# WORK TO DO
All of the listing below must be repeated word for word. Pictures are the only thing to omit.

# TASK MATERIAL
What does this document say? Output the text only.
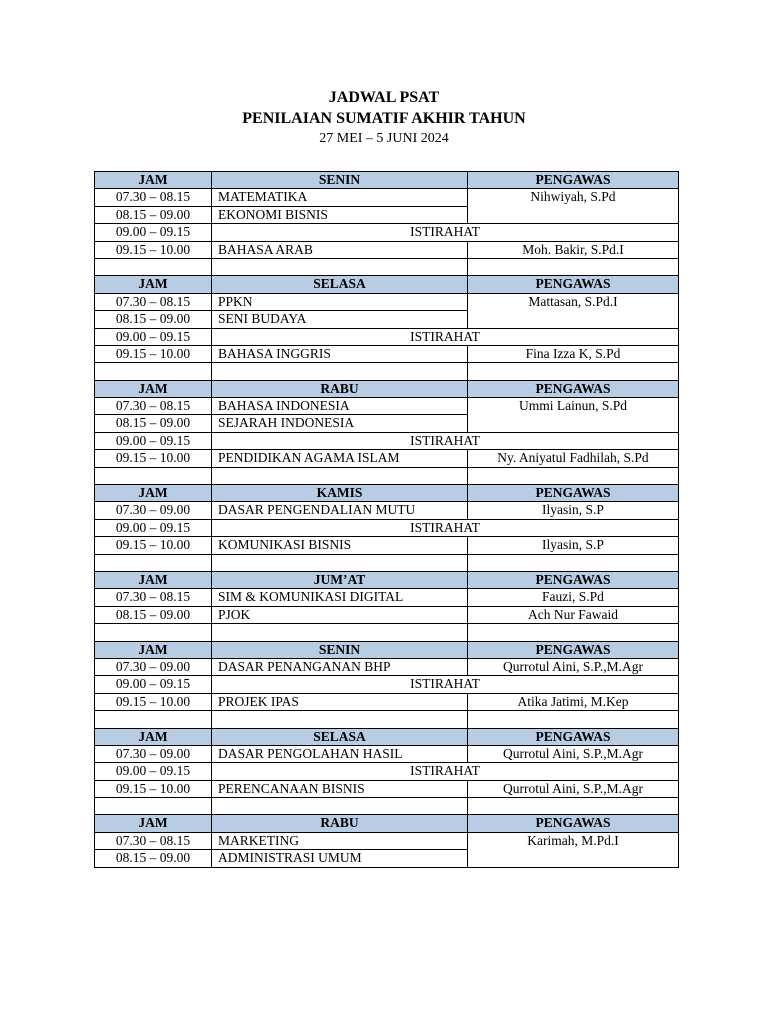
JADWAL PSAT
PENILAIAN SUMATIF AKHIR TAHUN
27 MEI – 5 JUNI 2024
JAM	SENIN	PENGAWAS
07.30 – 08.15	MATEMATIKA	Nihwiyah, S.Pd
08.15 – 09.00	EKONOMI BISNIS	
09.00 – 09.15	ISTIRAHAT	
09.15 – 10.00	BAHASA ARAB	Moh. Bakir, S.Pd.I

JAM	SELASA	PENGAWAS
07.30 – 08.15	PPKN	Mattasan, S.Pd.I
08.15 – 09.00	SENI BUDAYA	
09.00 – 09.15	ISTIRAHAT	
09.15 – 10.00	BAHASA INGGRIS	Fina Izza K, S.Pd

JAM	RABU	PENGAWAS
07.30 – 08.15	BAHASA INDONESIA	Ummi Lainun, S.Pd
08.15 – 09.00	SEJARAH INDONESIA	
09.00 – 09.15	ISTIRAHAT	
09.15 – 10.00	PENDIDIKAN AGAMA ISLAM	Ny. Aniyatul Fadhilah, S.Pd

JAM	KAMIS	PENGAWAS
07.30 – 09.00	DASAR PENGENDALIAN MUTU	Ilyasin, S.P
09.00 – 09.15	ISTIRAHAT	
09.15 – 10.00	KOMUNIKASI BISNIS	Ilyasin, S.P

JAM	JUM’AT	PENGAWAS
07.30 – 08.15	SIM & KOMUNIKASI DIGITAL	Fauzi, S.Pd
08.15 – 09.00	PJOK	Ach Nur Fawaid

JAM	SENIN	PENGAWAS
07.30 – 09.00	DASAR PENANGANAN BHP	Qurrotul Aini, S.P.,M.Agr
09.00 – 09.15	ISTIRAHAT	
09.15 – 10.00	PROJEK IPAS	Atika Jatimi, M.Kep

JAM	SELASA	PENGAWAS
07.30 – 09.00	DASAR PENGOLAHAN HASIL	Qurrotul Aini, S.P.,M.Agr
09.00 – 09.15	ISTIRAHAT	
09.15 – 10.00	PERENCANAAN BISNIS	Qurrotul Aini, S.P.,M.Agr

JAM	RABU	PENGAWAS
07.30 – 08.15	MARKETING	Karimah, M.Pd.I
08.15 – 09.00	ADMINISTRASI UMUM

# WORKED ANSWER
What does this document say? Output the text only.
JADWAL PSAT
PENILAIAN SUMATIF AKHIR TAHUN
27 MEI – 5 JUNI 2024
JAM	SENIN	PENGAWAS
07.30 – 08.15	MATEMATIKA	Nihwiyah, S.Pd
08.15 – 09.00	EKONOMI BISNIS	
09.00 – 09.15	ISTIRAHAT	
09.15 – 10.00	BAHASA ARAB	Moh. Bakir, S.Pd.I

JAM	SELASA	PENGAWAS
07.30 – 08.15	PPKN	Mattasan, S.Pd.I
08.15 – 09.00	SENI BUDAYA	
09.00 – 09.15	ISTIRAHAT	
09.15 – 10.00	BAHASA INGGRIS	Fina Izza K, S.Pd

JAM	RABU	PENGAWAS
07.30 – 08.15	BAHASA INDONESIA	Ummi Lainun, S.Pd
08.15 – 09.00	SEJARAH INDONESIA	
09.00 – 09.15	ISTIRAHAT	
09.15 – 10.00	PENDIDIKAN AGAMA ISLAM	Ny. Aniyatul Fadhilah, S.Pd

JAM	KAMIS	PENGAWAS
07.30 – 09.00	DASAR PENGENDALIAN MUTU	Ilyasin, S.P
09.00 – 09.15	ISTIRAHAT	
09.15 – 10.00	KOMUNIKASI BISNIS	Ilyasin, S.P

JAM	JUM’AT	PENGAWAS
07.30 – 08.15	SIM & KOMUNIKASI DIGITAL	Fauzi, S.Pd
08.15 – 09.00	PJOK	Ach Nur Fawaid

JAM	SENIN	PENGAWAS
07.30 – 09.00	DASAR PENANGANAN BHP	Qurrotul Aini, S.P.,M.Agr
09.00 – 09.15	ISTIRAHAT	
09.15 – 10.00	PROJEK IPAS	Atika Jatimi, M.Kep

JAM	SELASA	PENGAWAS
07.30 – 09.00	DASAR PENGOLAHAN HASIL	Qurrotul Aini, S.P.,M.Agr
09.00 – 09.15	ISTIRAHAT	
09.15 – 10.00	PERENCANAAN BISNIS	Qurrotul Aini, S.P.,M.Agr

JAM	RABU	PENGAWAS
07.30 – 08.15	MARKETING	Karimah, M.Pd.I
08.15 – 09.00	ADMINISTRASI UMUM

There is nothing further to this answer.